▸ **Extracted information**:
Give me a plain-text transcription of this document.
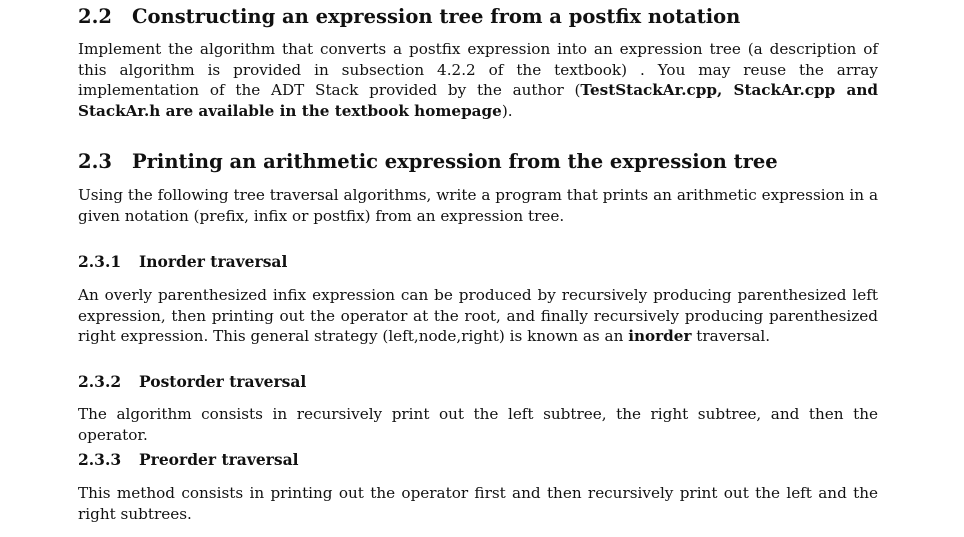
2.2 Constructing an expression tree from a postfix notation

Implement the algorithm that converts a postfix expression into an expression tree (a description of this algorithm is provided in subsection 4.2.2 of the textbook) . You may reuse the array implementation of the ADT Stack provided by the author (TestStackAr.cpp, StackAr.cpp and StackAr.h are available in the textbook homepage).

2.3 Printing an arithmetic expression from the expression tree

Using the following tree traversal algorithms, write a program that prints an arithmetic expression in a given notation (prefix, infix or postfix) from an expression tree.

2.3.1 Inorder traversal

An overly parenthesized infix expression can be produced by recursively producing parenthesized left expression, then printing out the operator at the root, and finally recursively producing parenthesized right expression. This general strategy (left,node,right) is known as an inorder traversal.

2.3.2 Postorder traversal

The algorithm consists in recursively print out the left subtree, the right subtree, and then the operator.

2.3.3 Preorder traversal

This method consists in printing out the operator first and then recursively print out the left and the right subtrees.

▸ **Problem details**: Find each line that has the word "arithmetic", then copy it out.

▸ **Output for this exercise**:
2.3 Printing an arithmetic expression from the expression tree
Using the following tree traversal algorithms, write a program that prints an arithmetic expression in a given notation (prefix, infix or postfix) from an expression tree.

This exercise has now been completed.